TASK STATEMENT:
The listing below is the input. Say how many of its lines contain "Query", giving the number alone.

DATASET ENTRIES:
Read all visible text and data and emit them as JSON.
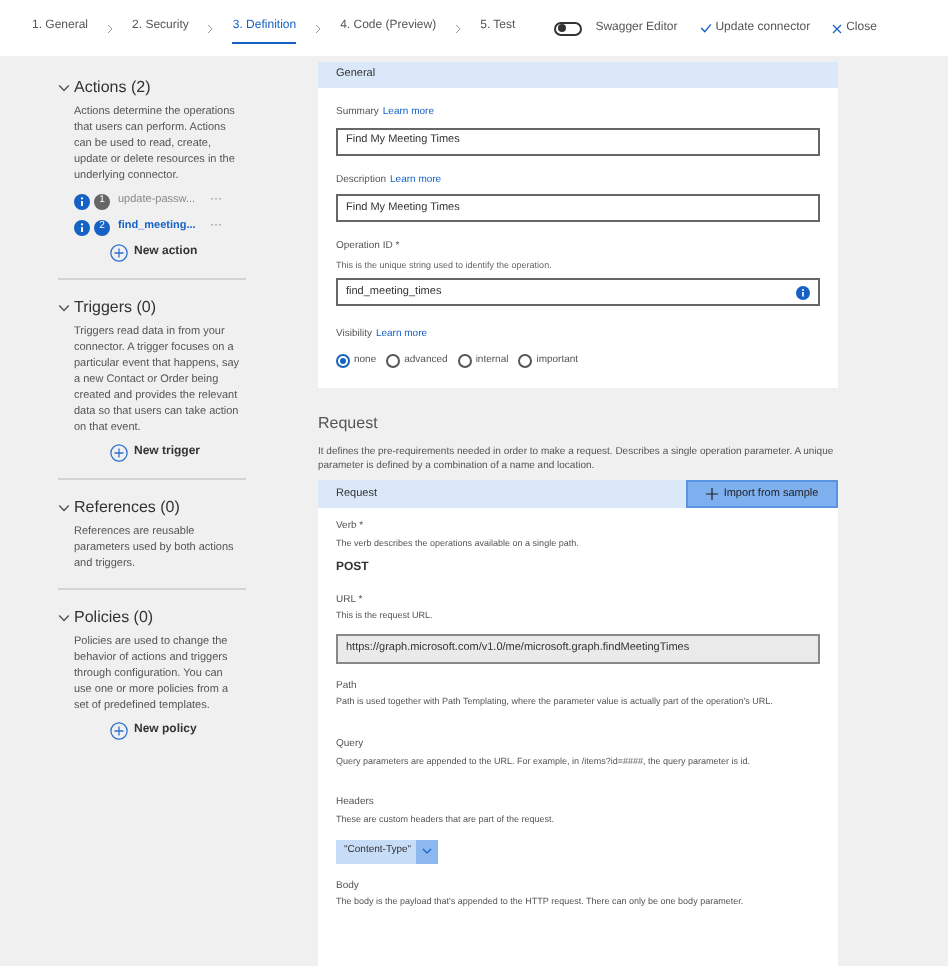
{
  "steps": [
    {
      "label": "1. General",
      "selected": false
    },
    {
      "label": "2. Security",
      "selected": false
    },
    {
      "label": "3. Definition",
      "selected": true
    },
    {
      "label": "4. Code (Preview)",
      "selected": false
    },
    {
      "label": "5. Test",
      "selected": false
    }
  ],
  "swagger_editor": {
    "label": "Swagger Editor",
    "on": false
  },
  "update_connector": "Update connector",
  "close": "Close",
  "sidebar": {
    "sections": [
      {
        "title": "Actions (2)",
        "expanded": true,
        "description": "Actions determine the operations that users can perform. Actions can be used to read, create, update or delete resources in the underlying connector.",
        "items": [
          {
            "badge": "1",
            "name": "update-passw...",
            "selected": false,
            "more": "···"
          },
          {
            "badge": "2",
            "name": "find_meeting...",
            "selected": true,
            "more": "···"
          }
        ],
        "add_label": "New action"
      },
      {
        "title": "Triggers (0)",
        "expanded": true,
        "description": "Triggers read data in from your connector. A trigger focuses on a particular event that happens, say a new Contact or Order being created and provides the relevant data so that users can take action on that event.",
        "add_label": "New trigger"
      },
      {
        "title": "References (0)",
        "expanded": true,
        "description": "References are reusable parameters used by both actions and triggers."
      },
      {
        "title": "Policies (0)",
        "expanded": true,
        "description": "Policies are used to change the behavior of actions and triggers through configuration. You can use one or more policies from a set of predefined templates.",
        "add_label": "New policy"
      }
    ]
  },
  "general": {
    "header": "General",
    "fields": [
      {
        "kind": "text",
        "label": "Summary",
        "link": "Learn more",
        "value": "Find My Meeting Times"
      },
      {
        "kind": "text",
        "label": "Description",
        "link": "Learn more",
        "value": "Find My Meeting Times"
      },
      {
        "kind": "info",
        "label": "Operation ID *",
        "hint": "This is the unique string used to identify the operation.",
        "value": "find_meeting_times"
      }
    ],
    "visibility": {
      "label": "Visibility",
      "link": "Learn more",
      "options": [
        {
          "label": "none",
          "selected": true
        },
        {
          "label": "advanced",
          "selected": false
        },
        {
          "label": "internal",
          "selected": false
        },
        {
          "label": "important",
          "selected": false
        }
      ]
    }
  },
  "request": {
    "title": "Request",
    "description": "It defines the pre-requirements needed in order to make a request. Describes a single operation parameter. A unique parameter is defined by a combination of a name and location.",
    "header": "Request",
    "import_button": "Import from sample",
    "params": [
      {
        "kind": "value",
        "label": "Verb *",
        "hint": "The verb describes the operations available on a single path.",
        "value": "POST"
      },
      {
        "kind": "field",
        "label": "URL *",
        "hint": "This is the request URL.",
        "value": "https://graph.microsoft.com/v1.0/me/microsoft.graph.findMeetingTimes"
      },
      {
        "kind": "plain",
        "label": "Path",
        "hint": "Path is used together with Path Templating, where the parameter value is actually part of the operation's URL."
      },
      {
        "kind": "plain",
        "label": "Query",
        "hint": "Query parameters are appended to the URL. For example, in /items?id=####, the query parameter is id."
      },
      {
        "kind": "chip",
        "label": "Headers",
        "hint": "These are custom headers that are part of the request.",
        "value": "\"Content-Type\""
      },
      {
        "kind": "plain",
        "label": "Body",
        "hint": "The body is the payload that's appended to the HTTP request. There can only be one body parameter."
      }
    ]
  }
}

TASK ANSWER:
2